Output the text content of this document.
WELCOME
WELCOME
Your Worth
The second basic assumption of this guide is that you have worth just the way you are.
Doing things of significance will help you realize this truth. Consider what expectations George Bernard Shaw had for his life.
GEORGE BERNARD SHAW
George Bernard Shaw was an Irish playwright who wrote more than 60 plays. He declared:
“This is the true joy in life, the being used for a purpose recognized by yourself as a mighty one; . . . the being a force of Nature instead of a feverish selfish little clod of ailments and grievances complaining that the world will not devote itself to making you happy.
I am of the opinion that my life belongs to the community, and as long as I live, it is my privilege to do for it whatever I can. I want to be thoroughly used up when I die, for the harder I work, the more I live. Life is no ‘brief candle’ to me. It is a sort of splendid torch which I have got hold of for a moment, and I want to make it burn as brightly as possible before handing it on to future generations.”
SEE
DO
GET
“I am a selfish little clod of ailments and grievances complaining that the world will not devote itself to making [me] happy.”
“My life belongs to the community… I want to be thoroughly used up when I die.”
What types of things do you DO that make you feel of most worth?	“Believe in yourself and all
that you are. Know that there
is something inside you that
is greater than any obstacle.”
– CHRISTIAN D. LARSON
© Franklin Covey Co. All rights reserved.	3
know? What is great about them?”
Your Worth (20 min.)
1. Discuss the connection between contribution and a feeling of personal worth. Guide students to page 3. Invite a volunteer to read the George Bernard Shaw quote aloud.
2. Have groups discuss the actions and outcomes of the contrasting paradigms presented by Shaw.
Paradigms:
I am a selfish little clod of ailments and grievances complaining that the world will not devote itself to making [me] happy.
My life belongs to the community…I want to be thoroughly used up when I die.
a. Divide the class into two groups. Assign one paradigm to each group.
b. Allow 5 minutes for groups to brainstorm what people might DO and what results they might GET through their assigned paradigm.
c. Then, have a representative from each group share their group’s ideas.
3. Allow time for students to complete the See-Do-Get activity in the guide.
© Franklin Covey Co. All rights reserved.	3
********
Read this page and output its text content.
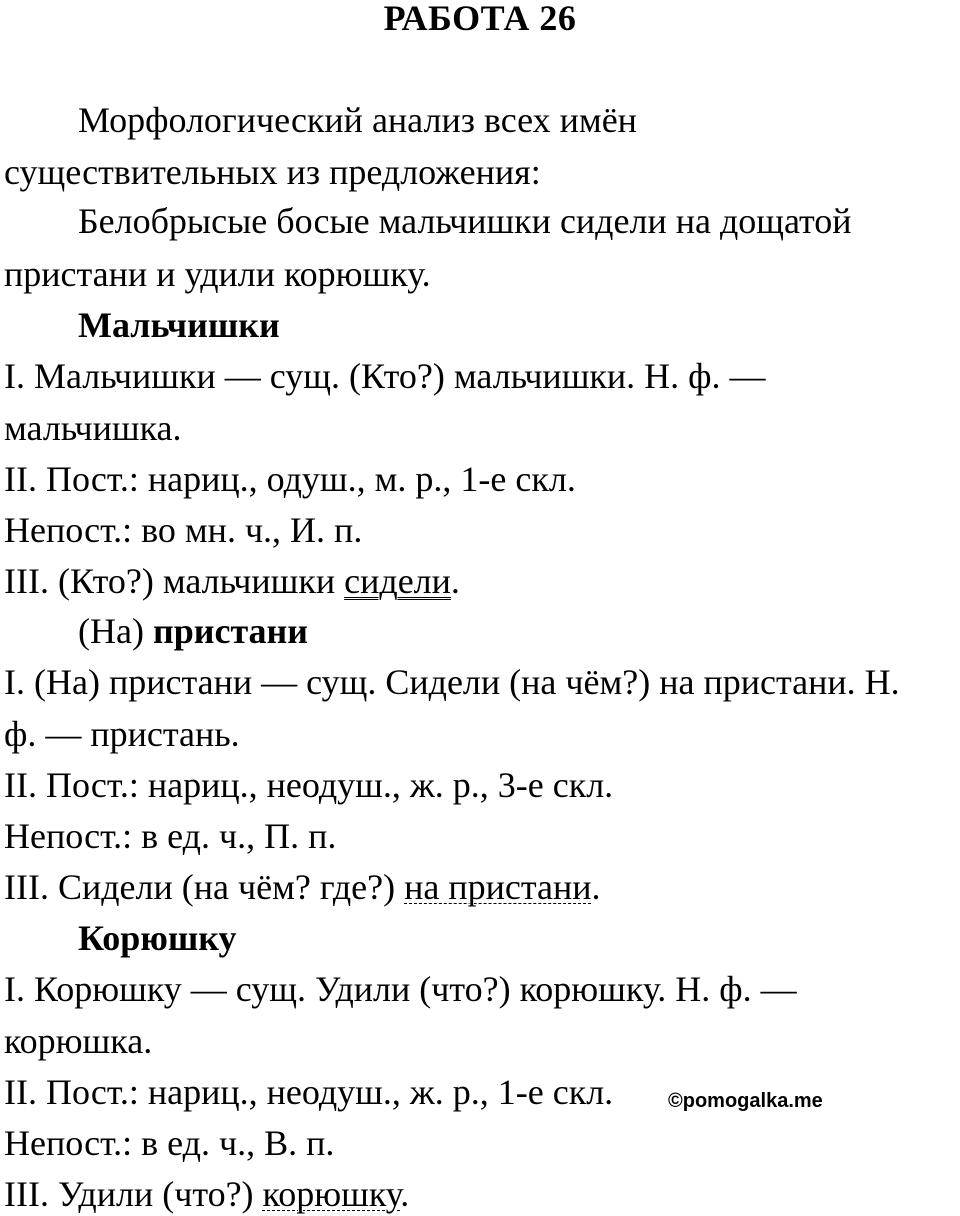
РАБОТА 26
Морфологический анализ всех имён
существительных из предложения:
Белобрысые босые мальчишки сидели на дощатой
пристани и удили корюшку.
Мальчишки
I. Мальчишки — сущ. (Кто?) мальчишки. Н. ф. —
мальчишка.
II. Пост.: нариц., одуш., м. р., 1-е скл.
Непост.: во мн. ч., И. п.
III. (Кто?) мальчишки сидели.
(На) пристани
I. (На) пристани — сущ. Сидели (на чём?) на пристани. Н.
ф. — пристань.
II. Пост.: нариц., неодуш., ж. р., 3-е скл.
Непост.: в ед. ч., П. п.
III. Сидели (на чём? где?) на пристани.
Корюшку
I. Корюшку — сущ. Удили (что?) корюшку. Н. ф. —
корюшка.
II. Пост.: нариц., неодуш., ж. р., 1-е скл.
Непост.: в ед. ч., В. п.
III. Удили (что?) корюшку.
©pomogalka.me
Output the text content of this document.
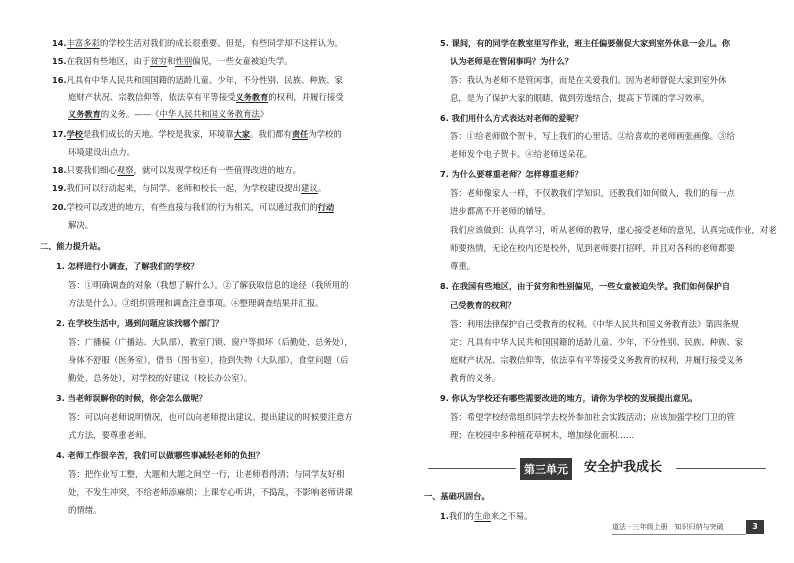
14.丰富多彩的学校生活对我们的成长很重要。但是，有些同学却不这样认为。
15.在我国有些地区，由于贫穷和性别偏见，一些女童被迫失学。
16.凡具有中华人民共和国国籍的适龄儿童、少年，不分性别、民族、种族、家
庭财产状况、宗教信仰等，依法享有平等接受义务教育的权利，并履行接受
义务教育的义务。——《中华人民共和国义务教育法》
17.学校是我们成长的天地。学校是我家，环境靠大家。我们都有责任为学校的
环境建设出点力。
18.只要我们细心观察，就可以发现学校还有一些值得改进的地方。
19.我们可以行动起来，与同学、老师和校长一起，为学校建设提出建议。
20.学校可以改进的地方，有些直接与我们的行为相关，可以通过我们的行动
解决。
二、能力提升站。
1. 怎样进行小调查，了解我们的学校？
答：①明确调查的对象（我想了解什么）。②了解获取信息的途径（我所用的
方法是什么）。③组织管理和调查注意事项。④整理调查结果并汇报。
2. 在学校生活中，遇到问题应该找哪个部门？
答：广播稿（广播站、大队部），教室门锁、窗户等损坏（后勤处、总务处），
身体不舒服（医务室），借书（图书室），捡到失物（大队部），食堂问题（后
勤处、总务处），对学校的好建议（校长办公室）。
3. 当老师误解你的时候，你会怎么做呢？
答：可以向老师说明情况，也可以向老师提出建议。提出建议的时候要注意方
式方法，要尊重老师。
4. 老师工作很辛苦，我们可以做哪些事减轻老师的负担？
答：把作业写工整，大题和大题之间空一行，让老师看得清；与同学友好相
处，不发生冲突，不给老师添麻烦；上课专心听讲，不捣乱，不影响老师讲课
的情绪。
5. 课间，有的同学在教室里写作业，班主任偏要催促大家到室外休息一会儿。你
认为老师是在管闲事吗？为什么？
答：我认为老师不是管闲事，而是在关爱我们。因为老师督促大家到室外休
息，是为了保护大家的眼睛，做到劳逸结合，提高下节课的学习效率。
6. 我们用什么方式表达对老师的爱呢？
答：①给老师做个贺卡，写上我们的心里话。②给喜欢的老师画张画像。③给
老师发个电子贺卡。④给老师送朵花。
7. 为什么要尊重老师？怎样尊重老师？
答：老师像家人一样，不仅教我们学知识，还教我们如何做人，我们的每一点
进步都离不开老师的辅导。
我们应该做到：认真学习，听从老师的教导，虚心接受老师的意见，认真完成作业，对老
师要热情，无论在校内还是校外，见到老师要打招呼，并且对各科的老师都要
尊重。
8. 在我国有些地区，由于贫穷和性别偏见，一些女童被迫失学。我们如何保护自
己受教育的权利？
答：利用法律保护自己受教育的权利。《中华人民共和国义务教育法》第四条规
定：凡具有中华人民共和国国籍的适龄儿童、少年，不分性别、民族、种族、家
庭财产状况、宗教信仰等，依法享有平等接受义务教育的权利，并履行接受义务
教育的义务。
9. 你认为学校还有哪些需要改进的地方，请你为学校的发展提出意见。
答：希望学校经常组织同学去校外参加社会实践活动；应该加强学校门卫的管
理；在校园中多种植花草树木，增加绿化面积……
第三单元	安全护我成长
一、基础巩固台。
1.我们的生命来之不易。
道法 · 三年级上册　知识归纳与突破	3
********
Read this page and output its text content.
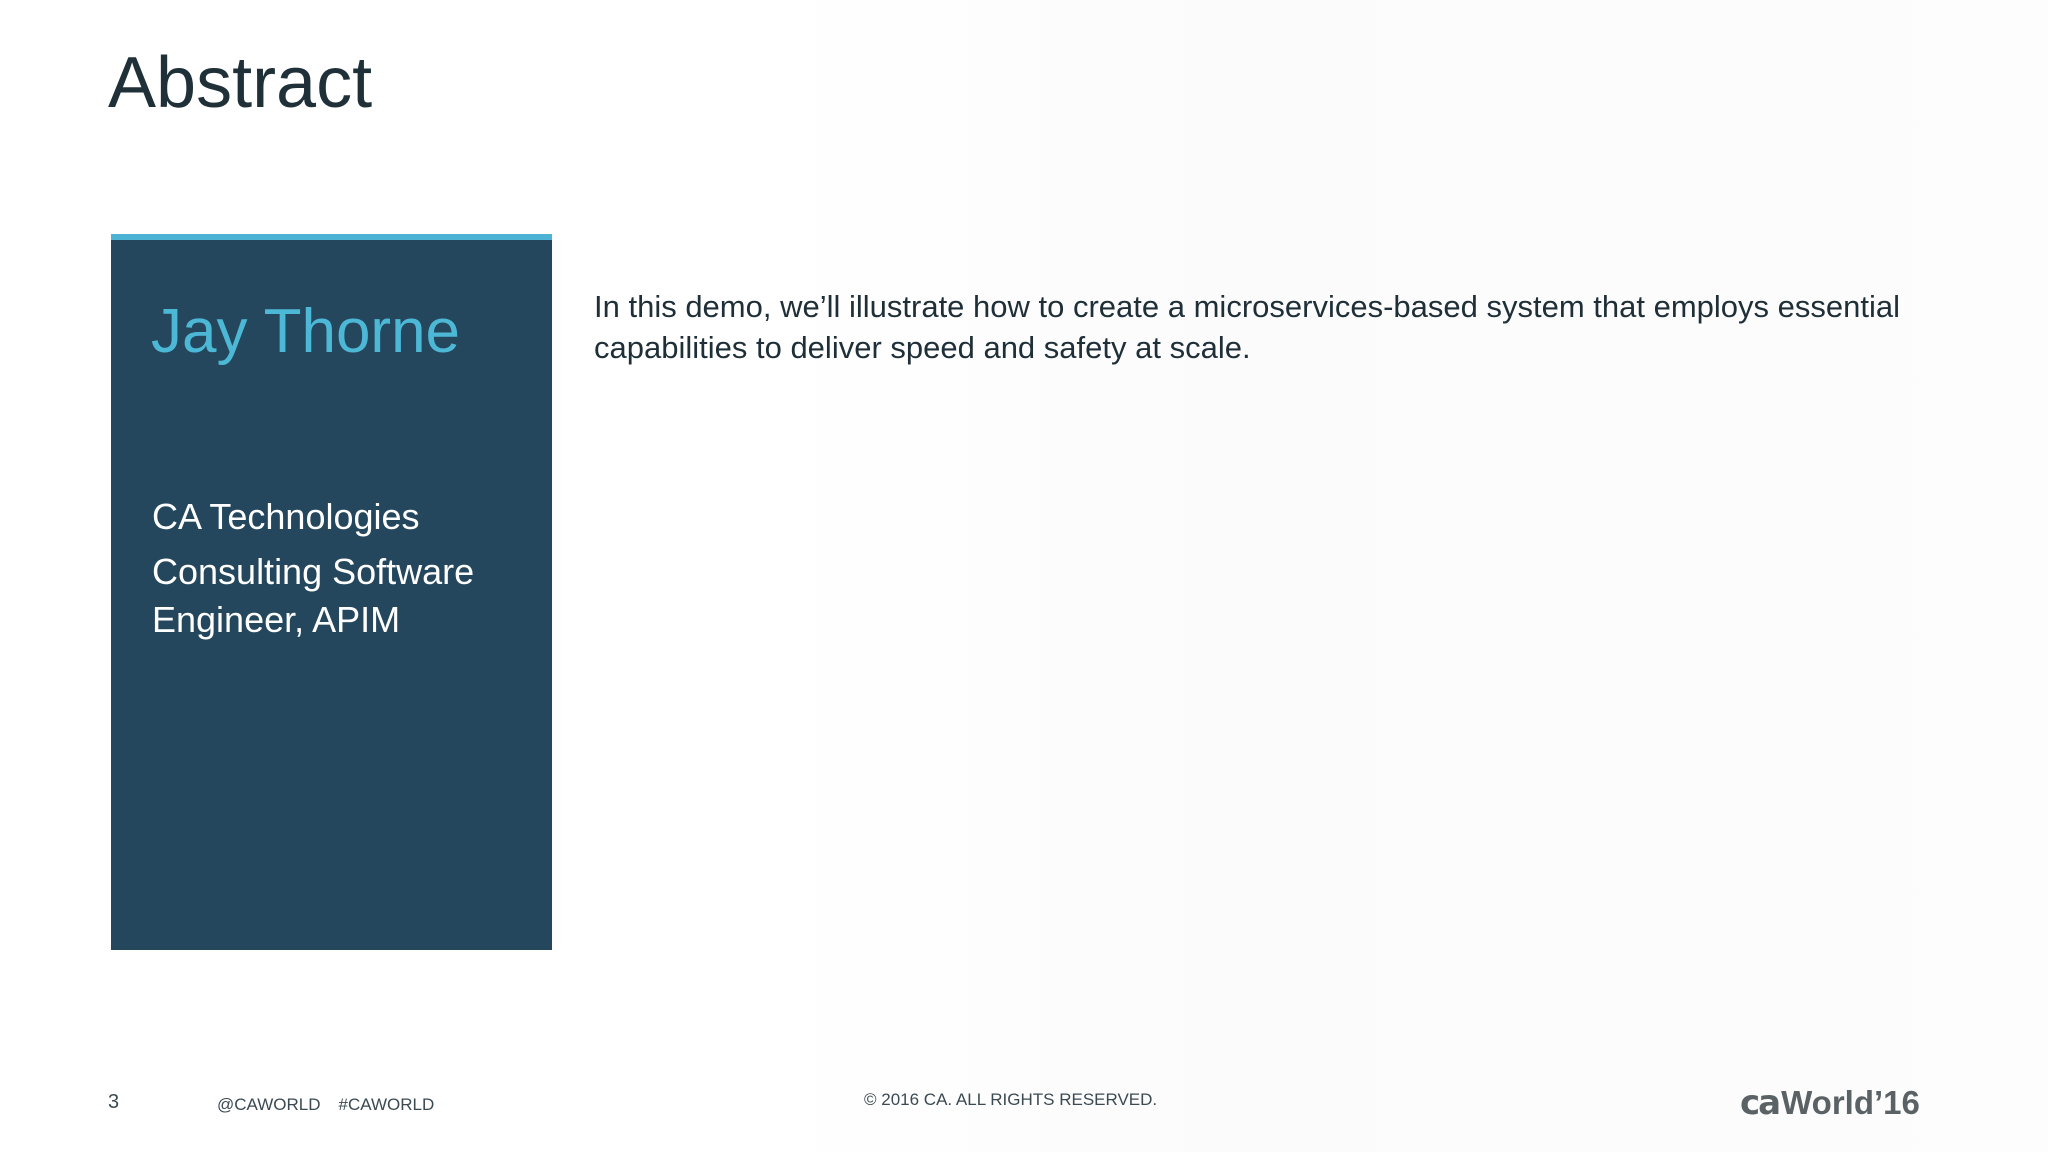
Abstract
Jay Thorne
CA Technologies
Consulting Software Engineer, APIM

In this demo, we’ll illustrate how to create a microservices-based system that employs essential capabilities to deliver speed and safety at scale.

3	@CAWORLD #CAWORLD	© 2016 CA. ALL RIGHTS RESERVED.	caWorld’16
********
→ **WHAT YOU ARE ASKED TO DO**: Each line that holds the word "不分性别" should be extracted from the records.

→ **REPLY TO THE TASK**:
16.凡具有中华人民共和国国籍的适龄儿童、少年，不分性别、民族、种族、家
定：凡具有中华人民共和国国籍的适龄儿童、少年，不分性别、民族、种族、家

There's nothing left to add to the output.